# start of INPUT RECORDS

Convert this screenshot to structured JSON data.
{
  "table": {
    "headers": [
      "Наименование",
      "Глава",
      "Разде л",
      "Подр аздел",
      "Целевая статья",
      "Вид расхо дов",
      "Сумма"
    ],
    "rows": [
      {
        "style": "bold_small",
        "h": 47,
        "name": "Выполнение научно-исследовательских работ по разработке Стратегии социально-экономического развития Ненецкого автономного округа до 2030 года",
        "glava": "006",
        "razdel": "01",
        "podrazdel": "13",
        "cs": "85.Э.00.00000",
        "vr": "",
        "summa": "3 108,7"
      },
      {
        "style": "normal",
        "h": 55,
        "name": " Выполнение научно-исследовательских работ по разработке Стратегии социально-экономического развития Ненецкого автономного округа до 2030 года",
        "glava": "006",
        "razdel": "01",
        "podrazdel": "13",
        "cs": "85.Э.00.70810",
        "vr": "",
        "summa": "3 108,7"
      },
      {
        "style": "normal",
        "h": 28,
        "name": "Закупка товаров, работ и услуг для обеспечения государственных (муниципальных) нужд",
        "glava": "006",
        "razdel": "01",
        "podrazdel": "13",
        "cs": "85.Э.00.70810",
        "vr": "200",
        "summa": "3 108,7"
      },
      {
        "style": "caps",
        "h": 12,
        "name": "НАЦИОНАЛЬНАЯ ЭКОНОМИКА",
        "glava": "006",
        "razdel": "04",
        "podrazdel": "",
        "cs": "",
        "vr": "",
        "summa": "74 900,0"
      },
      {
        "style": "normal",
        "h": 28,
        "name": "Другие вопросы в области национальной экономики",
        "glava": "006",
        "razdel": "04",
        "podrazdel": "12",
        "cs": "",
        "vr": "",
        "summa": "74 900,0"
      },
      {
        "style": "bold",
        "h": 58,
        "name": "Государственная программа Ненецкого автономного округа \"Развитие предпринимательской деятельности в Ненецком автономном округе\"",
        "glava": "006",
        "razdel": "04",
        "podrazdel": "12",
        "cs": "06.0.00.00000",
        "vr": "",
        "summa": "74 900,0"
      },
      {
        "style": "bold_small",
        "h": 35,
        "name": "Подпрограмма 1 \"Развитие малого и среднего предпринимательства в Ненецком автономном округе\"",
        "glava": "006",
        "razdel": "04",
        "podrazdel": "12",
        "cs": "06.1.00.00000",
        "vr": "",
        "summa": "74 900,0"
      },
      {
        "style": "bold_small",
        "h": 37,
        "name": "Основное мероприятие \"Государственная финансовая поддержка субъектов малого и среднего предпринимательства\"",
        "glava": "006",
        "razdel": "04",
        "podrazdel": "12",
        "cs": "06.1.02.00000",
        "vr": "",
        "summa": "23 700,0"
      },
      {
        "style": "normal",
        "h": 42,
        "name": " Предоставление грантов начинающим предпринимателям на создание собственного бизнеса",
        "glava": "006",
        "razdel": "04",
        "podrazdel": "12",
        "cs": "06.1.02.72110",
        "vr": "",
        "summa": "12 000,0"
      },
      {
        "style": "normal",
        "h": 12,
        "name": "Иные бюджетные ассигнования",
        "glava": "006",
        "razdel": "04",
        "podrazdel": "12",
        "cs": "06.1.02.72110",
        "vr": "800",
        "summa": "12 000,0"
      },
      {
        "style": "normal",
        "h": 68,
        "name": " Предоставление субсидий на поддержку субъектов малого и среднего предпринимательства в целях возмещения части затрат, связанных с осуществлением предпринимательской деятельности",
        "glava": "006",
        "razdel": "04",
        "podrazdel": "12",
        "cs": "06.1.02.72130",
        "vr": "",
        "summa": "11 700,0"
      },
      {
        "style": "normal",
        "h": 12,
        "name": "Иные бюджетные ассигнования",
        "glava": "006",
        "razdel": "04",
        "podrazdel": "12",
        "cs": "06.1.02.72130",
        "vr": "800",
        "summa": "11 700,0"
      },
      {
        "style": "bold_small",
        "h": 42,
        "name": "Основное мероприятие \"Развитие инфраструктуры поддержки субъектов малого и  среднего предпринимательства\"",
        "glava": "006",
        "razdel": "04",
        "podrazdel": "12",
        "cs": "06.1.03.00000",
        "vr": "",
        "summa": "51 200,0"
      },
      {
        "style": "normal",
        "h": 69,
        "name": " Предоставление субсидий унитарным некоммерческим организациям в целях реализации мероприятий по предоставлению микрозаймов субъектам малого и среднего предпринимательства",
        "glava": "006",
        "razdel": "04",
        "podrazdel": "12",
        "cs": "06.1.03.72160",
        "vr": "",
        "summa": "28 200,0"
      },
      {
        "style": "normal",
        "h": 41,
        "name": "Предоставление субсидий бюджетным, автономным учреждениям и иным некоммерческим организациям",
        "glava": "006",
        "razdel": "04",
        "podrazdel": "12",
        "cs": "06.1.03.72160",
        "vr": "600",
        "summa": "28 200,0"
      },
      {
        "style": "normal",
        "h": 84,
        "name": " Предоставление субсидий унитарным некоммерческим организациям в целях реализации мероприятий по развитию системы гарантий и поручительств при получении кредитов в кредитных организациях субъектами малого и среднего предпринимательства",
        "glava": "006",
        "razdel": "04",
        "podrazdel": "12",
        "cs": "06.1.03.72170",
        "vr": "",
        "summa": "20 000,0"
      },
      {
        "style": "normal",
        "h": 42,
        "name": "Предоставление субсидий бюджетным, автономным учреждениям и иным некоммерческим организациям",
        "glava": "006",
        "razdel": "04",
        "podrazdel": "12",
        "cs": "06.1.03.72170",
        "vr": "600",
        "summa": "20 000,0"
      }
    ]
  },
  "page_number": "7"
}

# end of INPUT RECORDS

- **WHAT THE TASK REQUIRES**: Transcribe all entries exactly as they are given.

- **SOLUTION**:
Convert this screenshot to structured JSON data.
{
  "table": {
    "headers": [
      "Наименование",
      "Глава",
      "Разде л",
      "Подр аздел",
      "Целевая статья",
      "Вид расхо дов",
      "Сумма"
    ],
    "rows": [
      {
        "style": "bold_small",
        "h": 47,
        "name": "Выполнение научно-исследовательских работ по разработке Стратегии социально-экономического развития Ненецкого автономного округа до 2030 года",
        "glava": "006",
        "razdel": "01",
        "podrazdel": "13",
        "cs": "85.Э.00.00000",
        "vr": "",
        "summa": "3 108,7"
      },
      {
        "style": "normal",
        "h": 55,
        "name": " Выполнение научно-исследовательских работ по разработке Стратегии социально-экономического развития Ненецкого автономного округа до 2030 года",
        "glava": "006",
        "razdel": "01",
        "podrazdel": "13",
        "cs": "85.Э.00.70810",
        "vr": "",
        "summa": "3 108,7"
      },
      {
        "style": "normal",
        "h": 28,
        "name": "Закупка товаров, работ и услуг для обеспечения государственных (муниципальных) нужд",
        "glava": "006",
        "razdel": "01",
        "podrazdel": "13",
        "cs": "85.Э.00.70810",
        "vr": "200",
        "summa": "3 108,7"
      },
      {
        "style": "caps",
        "h": 12,
        "name": "НАЦИОНАЛЬНАЯ ЭКОНОМИКА",
        "glava": "006",
        "razdel": "04",
        "podrazdel": "",
        "cs": "",
        "vr": "",
        "summa": "74 900,0"
      },
      {
        "style": "normal",
        "h": 28,
        "name": "Другие вопросы в области национальной экономики",
        "glava": "006",
        "razdel": "04",
        "podrazdel": "12",
        "cs": "",
        "vr": "",
        "summa": "74 900,0"
      },
      {
        "style": "bold",
        "h": 58,
        "name": "Государственная программа Ненецкого автономного округа \"Развитие предпринимательской деятельности в Ненецком автономном округе\"",
        "glava": "006",
        "razdel": "04",
        "podrazdel": "12",
        "cs": "06.0.00.00000",
        "vr": "",
        "summa": "74 900,0"
      },
      {
        "style": "bold_small",
        "h": 35,
        "name": "Подпрограмма 1 \"Развитие малого и среднего предпринимательства в Ненецком автономном округе\"",
        "glava": "006",
        "razdel": "04",
        "podrazdel": "12",
        "cs": "06.1.00.00000",
        "vr": "",
        "summa": "74 900,0"
      },
      {
        "style": "bold_small",
        "h": 37,
        "name": "Основное мероприятие \"Государственная финансовая поддержка субъектов малого и среднего предпринимательства\"",
        "glava": "006",
        "razdel": "04",
        "podrazdel": "12",
        "cs": "06.1.02.00000",
        "vr": "",
        "summa": "23 700,0"
      },
      {
        "style": "normal",
        "h": 42,
        "name": " Предоставление грантов начинающим предпринимателям на создание собственного бизнеса",
        "glava": "006",
        "razdel": "04",
        "podrazdel": "12",
        "cs": "06.1.02.72110",
        "vr": "",
        "summa": "12 000,0"
      },
      {
        "style": "normal",
        "h": 12,
        "name": "Иные бюджетные ассигнования",
        "glava": "006",
        "razdel": "04",
        "podrazdel": "12",
        "cs": "06.1.02.72110",
        "vr": "800",
        "summa": "12 000,0"
      },
      {
        "style": "normal",
        "h": 68,
        "name": " Предоставление субсидий на поддержку субъектов малого и среднего предпринимательства в целях возмещения части затрат, связанных с осуществлением предпринимательской деятельности",
        "glava": "006",
        "razdel": "04",
        "podrazdel": "12",
        "cs": "06.1.02.72130",
        "vr": "",
        "summa": "11 700,0"
      },
      {
        "style": "normal",
        "h": 12,
        "name": "Иные бюджетные ассигнования",
        "glava": "006",
        "razdel": "04",
        "podrazdel": "12",
        "cs": "06.1.02.72130",
        "vr": "800",
        "summa": "11 700,0"
      },
      {
        "style": "bold_small",
        "h": 42,
        "name": "Основное мероприятие \"Развитие инфраструктуры поддержки субъектов малого и  среднего предпринимательства\"",
        "glava": "006",
        "razdel": "04",
        "podrazdel": "12",
        "cs": "06.1.03.00000",
        "vr": "",
        "summa": "51 200,0"
      },
      {
        "style": "normal",
        "h": 69,
        "name": " Предоставление субсидий унитарным некоммерческим организациям в целях реализации мероприятий по предоставлению микрозаймов субъектам малого и среднего предпринимательства",
        "glava": "006",
        "razdel": "04",
        "podrazdel": "12",
        "cs": "06.1.03.72160",
        "vr": "",
        "summa": "28 200,0"
      },
      {
        "style": "normal",
        "h": 41,
        "name": "Предоставление субсидий бюджетным, автономным учреждениям и иным некоммерческим организациям",
        "glava": "006",
        "razdel": "04",
        "podrazdel": "12",
        "cs": "06.1.03.72160",
        "vr": "600",
        "summa": "28 200,0"
      },
      {
        "style": "normal",
        "h": 84,
        "name": " Предоставление субсидий унитарным некоммерческим организациям в целях реализации мероприятий по развитию системы гарантий и поручительств при получении кредитов в кредитных организациях субъектами малого и среднего предпринимательства",
        "glava": "006",
        "razdel": "04",
        "podrazdel": "12",
        "cs": "06.1.03.72170",
        "vr": "",
        "summa": "20 000,0"
      },
      {
        "style": "normal",
        "h": 42,
        "name": "Предоставление субсидий бюджетным, автономным учреждениям и иным некоммерческим организациям",
        "glava": "006",
        "razdel": "04",
        "podrazdel": "12",
        "cs": "06.1.03.72170",
        "vr": "600",
        "summa": "20 000,0"
      }
    ]
  },
  "page_number": "7"
}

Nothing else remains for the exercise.